• WORK TO BE COMPLETED: From the entries below, count every line that contains the word "radius". Please give the number and nothing else.

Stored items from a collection
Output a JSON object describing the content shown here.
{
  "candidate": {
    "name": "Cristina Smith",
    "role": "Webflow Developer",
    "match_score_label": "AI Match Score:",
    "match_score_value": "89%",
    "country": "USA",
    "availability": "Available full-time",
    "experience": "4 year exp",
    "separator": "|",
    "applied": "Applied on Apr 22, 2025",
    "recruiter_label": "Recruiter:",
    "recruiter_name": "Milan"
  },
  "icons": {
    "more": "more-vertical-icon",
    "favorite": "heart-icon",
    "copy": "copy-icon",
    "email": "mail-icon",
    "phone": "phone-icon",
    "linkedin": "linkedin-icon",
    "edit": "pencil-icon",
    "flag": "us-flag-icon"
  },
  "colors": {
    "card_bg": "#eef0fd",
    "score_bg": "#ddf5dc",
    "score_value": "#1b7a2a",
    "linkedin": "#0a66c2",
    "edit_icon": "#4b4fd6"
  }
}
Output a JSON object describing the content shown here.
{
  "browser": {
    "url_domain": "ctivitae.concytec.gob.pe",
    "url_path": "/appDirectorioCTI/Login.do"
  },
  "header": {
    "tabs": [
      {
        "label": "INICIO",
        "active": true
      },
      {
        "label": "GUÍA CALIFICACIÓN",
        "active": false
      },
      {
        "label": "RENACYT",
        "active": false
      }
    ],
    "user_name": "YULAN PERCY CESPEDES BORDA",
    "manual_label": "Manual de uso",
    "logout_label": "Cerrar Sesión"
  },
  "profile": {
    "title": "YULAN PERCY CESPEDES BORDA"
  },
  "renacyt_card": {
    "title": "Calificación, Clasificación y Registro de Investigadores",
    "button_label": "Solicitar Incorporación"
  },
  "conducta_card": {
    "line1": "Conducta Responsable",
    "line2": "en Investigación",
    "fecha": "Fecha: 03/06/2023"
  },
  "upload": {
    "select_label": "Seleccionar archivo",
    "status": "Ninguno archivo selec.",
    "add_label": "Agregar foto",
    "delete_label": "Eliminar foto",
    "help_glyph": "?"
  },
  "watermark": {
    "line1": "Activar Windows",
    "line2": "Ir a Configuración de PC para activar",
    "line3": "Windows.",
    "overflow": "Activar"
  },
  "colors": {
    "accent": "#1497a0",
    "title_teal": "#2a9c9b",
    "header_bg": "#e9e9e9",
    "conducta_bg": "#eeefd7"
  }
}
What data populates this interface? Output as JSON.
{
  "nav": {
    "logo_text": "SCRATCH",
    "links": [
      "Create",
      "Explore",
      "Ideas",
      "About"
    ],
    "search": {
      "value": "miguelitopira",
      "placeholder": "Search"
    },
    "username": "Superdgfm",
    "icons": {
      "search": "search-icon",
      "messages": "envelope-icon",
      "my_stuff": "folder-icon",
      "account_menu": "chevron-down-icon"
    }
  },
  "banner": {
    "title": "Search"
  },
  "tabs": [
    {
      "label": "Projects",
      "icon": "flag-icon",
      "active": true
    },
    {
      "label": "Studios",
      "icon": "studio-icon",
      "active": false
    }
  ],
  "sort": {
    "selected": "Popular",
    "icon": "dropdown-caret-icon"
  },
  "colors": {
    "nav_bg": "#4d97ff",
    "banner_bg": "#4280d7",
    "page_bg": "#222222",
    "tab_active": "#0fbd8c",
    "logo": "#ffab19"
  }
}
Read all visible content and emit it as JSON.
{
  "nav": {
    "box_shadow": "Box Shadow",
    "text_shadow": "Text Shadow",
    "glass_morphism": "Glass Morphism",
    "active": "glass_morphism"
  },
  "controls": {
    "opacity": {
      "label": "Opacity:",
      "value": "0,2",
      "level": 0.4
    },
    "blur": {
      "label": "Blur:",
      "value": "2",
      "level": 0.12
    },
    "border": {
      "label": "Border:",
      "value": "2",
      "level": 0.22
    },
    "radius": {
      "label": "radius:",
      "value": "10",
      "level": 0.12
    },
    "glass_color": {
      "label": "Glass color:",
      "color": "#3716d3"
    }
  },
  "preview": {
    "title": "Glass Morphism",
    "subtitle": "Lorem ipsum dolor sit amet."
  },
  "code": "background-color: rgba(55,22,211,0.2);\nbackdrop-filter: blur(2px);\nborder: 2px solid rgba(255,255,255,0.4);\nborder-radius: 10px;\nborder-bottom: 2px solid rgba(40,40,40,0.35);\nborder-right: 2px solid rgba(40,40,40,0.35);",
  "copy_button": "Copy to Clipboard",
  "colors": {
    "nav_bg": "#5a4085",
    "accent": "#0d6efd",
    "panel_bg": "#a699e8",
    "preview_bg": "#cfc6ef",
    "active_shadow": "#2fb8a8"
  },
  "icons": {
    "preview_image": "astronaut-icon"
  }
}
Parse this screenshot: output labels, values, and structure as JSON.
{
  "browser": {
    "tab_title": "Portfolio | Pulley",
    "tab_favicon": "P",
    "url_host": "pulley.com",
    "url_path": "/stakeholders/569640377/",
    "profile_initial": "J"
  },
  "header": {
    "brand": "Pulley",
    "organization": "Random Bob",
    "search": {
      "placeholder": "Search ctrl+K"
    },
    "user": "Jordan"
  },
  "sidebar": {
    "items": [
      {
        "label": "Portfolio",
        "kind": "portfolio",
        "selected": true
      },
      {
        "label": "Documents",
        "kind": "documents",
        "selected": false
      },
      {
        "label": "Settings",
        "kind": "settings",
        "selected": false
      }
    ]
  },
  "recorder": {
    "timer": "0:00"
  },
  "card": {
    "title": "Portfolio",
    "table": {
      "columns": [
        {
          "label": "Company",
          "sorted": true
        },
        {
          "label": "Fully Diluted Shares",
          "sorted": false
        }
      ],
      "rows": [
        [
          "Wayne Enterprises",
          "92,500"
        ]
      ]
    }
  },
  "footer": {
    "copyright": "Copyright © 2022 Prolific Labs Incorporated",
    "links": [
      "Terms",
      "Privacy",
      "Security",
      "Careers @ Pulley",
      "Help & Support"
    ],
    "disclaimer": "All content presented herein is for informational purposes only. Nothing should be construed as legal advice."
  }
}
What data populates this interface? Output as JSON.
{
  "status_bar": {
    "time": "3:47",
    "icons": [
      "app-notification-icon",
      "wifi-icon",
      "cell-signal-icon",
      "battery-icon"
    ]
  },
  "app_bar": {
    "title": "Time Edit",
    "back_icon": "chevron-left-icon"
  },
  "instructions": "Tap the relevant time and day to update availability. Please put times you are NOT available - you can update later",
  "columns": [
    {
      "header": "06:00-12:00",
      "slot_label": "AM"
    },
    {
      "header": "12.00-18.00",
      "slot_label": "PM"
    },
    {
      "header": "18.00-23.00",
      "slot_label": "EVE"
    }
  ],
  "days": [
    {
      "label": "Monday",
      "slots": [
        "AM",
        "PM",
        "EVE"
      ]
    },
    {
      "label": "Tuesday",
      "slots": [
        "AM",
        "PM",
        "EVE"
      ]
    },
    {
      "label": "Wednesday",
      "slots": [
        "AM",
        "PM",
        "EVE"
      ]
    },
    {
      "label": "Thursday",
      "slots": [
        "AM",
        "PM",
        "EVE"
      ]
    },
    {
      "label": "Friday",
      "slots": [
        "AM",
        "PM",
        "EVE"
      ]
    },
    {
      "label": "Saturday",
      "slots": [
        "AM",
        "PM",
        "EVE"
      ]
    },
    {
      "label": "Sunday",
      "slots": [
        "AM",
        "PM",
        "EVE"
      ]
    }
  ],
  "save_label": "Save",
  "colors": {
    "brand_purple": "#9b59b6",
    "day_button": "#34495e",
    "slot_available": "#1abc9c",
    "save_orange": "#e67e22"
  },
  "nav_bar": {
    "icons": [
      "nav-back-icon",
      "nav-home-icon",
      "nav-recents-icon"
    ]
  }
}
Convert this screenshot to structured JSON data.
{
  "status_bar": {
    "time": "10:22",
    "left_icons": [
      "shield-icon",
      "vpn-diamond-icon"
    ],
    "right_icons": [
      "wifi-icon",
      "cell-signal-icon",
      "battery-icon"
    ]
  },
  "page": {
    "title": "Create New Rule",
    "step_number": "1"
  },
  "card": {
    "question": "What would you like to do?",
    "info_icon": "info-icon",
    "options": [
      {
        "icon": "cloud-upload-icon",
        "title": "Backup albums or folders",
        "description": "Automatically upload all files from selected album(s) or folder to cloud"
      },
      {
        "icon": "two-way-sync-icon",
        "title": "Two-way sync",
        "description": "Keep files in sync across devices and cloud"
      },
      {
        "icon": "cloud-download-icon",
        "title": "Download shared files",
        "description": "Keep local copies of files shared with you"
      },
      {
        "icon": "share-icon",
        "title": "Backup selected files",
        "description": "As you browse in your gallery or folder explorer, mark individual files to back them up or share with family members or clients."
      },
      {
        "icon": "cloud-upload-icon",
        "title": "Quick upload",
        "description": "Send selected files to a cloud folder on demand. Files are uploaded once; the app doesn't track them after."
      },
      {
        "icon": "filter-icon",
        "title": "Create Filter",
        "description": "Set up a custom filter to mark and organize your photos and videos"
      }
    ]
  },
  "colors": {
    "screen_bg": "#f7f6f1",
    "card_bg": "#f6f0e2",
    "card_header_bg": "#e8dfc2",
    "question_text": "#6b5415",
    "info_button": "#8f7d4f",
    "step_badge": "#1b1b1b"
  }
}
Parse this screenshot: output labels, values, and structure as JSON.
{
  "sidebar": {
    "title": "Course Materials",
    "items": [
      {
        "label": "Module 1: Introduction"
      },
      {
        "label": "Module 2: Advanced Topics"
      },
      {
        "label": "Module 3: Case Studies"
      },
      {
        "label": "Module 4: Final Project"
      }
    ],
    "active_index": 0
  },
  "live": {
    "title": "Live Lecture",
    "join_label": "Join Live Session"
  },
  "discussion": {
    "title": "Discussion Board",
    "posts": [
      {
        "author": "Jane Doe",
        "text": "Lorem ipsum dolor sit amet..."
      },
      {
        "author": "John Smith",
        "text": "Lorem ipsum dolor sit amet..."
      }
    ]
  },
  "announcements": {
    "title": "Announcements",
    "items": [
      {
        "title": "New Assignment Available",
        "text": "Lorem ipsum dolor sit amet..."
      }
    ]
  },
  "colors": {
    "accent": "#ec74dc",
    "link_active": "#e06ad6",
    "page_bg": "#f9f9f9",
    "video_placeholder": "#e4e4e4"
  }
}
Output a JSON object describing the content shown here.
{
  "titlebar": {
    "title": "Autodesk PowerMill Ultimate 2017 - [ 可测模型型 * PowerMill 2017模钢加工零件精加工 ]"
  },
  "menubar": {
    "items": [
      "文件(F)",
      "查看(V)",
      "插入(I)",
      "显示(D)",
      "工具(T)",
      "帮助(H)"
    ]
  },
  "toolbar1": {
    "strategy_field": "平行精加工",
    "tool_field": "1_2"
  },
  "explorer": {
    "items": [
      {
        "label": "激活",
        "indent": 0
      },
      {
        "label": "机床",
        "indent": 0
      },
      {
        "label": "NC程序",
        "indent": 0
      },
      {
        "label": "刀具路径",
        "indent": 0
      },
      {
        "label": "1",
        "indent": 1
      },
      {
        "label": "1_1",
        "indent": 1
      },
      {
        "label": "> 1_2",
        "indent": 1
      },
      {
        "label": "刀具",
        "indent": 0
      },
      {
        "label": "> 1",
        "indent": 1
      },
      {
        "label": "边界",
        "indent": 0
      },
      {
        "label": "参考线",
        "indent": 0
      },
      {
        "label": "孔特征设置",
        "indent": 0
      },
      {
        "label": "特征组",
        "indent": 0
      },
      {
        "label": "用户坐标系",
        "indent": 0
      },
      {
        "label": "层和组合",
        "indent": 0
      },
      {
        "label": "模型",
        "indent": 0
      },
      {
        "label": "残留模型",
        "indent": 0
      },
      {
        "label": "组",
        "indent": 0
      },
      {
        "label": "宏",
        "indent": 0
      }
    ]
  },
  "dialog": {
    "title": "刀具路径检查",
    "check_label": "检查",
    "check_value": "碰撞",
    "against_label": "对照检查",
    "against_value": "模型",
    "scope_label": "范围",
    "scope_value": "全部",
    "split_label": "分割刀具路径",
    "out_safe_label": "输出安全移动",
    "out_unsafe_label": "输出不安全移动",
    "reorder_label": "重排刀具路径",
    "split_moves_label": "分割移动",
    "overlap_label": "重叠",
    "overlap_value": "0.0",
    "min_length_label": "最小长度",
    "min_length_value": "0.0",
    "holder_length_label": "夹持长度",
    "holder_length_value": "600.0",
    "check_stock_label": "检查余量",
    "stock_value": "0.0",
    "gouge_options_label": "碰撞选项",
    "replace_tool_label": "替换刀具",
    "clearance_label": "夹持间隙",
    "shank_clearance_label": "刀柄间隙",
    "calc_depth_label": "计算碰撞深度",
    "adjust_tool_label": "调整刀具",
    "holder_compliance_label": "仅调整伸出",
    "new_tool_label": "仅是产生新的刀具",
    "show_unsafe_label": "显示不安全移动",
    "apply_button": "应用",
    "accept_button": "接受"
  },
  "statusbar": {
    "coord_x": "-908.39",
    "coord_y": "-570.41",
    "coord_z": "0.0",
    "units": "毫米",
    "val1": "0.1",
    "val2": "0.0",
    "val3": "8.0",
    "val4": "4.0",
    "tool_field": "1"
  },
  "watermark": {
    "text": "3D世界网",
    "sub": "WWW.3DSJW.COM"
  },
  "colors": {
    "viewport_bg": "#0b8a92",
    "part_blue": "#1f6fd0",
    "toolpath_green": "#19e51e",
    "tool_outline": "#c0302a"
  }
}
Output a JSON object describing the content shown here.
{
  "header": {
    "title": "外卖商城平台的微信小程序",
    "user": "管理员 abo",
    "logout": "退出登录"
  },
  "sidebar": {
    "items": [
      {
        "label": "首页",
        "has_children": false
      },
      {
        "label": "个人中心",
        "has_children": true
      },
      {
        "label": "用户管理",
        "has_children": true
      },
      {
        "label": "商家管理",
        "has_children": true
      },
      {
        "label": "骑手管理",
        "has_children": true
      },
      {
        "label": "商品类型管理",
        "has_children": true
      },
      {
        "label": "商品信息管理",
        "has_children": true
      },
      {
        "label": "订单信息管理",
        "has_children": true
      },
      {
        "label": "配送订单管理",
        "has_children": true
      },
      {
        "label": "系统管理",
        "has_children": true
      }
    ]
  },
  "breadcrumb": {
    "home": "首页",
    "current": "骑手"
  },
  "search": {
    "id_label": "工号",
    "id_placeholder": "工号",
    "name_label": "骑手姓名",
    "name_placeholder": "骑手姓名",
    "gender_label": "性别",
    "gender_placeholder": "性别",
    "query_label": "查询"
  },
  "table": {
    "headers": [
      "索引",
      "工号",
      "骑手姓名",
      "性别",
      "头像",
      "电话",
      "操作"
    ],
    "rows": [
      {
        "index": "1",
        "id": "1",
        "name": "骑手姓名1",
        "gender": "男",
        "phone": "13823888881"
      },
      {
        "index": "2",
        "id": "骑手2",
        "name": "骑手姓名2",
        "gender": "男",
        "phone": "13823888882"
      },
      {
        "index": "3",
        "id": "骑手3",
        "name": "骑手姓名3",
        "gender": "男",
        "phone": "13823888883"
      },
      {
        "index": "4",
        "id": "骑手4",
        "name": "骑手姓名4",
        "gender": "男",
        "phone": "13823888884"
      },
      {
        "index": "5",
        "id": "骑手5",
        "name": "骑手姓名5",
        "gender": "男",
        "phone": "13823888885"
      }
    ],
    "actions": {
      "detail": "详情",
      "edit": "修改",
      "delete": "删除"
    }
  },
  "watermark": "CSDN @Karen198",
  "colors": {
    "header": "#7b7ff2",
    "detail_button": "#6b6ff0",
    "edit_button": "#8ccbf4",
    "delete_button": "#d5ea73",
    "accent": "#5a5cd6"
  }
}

• RIGHT ANSWER: 3